Your objective – Transcribe the listing in full, excluding any pictures.
━━━━━ Dataset ━━━━━
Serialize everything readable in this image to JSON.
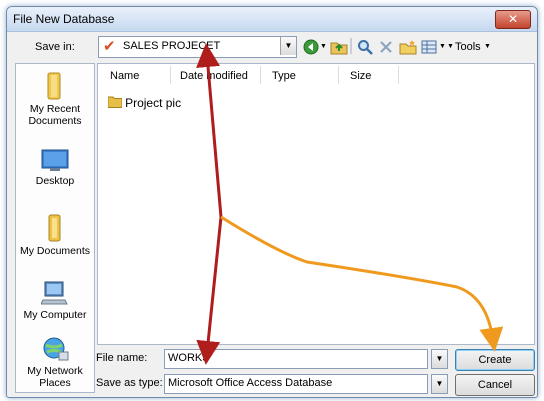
{
  "window": {
    "title": "File New Database",
    "close_glyph": "✕"
  },
  "toolbar": {
    "savein_label": "Save in:",
    "savein_value": "SALES PROJECET",
    "dropdown_glyph": "▼",
    "tools_label": "Tools",
    "icons": [
      "back-icon",
      "up-folder-icon",
      "search-web-icon",
      "delete-icon",
      "new-folder-icon",
      "views-icon"
    ]
  },
  "places": [
    {
      "name": "my-recent-documents",
      "label_line1": "My Recent",
      "label_line2": "Documents"
    },
    {
      "name": "desktop",
      "label_line1": "Desktop",
      "label_line2": ""
    },
    {
      "name": "my-documents",
      "label_line1": "My Documents",
      "label_line2": ""
    },
    {
      "name": "my-computer",
      "label_line1": "My Computer",
      "label_line2": ""
    },
    {
      "name": "my-network-places",
      "label_line1": "My Network",
      "label_line2": "Places"
    }
  ],
  "filelist": {
    "columns": [
      "Name",
      "Date modified",
      "Type",
      "Size"
    ],
    "items": [
      {
        "name": "Project pic"
      }
    ]
  },
  "form": {
    "filename_label": "File name:",
    "filename_value": "WORKS",
    "savetype_label": "Save as type:",
    "savetype_value": "Microsoft Office Access Database",
    "create_label": "Create",
    "cancel_label": "Cancel"
  },
  "annotations": {
    "arrow_red": "#b01d1d",
    "arrow_orange": "#ef9a1f"
  }
}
━━━━━
Answer to this exercise –
Serialize everything readable in this image to JSON.
{
  "window": {
    "title": "File New Database",
    "close_glyph": "✕"
  },
  "toolbar": {
    "savein_label": "Save in:",
    "savein_value": "SALES PROJECET",
    "dropdown_glyph": "▼",
    "tools_label": "Tools",
    "icons": [
      "back-icon",
      "up-folder-icon",
      "search-web-icon",
      "delete-icon",
      "new-folder-icon",
      "views-icon"
    ]
  },
  "places": [
    {
      "name": "my-recent-documents",
      "label_line1": "My Recent",
      "label_line2": "Documents"
    },
    {
      "name": "desktop",
      "label_line1": "Desktop",
      "label_line2": ""
    },
    {
      "name": "my-documents",
      "label_line1": "My Documents",
      "label_line2": ""
    },
    {
      "name": "my-computer",
      "label_line1": "My Computer",
      "label_line2": ""
    },
    {
      "name": "my-network-places",
      "label_line1": "My Network",
      "label_line2": "Places"
    }
  ],
  "filelist": {
    "columns": [
      "Name",
      "Date modified",
      "Type",
      "Size"
    ],
    "items": [
      {
        "name": "Project pic"
      }
    ]
  },
  "form": {
    "filename_label": "File name:",
    "filename_value": "WORKS",
    "savetype_label": "Save as type:",
    "savetype_value": "Microsoft Office Access Database",
    "create_label": "Create",
    "cancel_label": "Cancel"
  },
  "annotations": {
    "arrow_red": "#b01d1d",
    "arrow_orange": "#ef9a1f"
  }
}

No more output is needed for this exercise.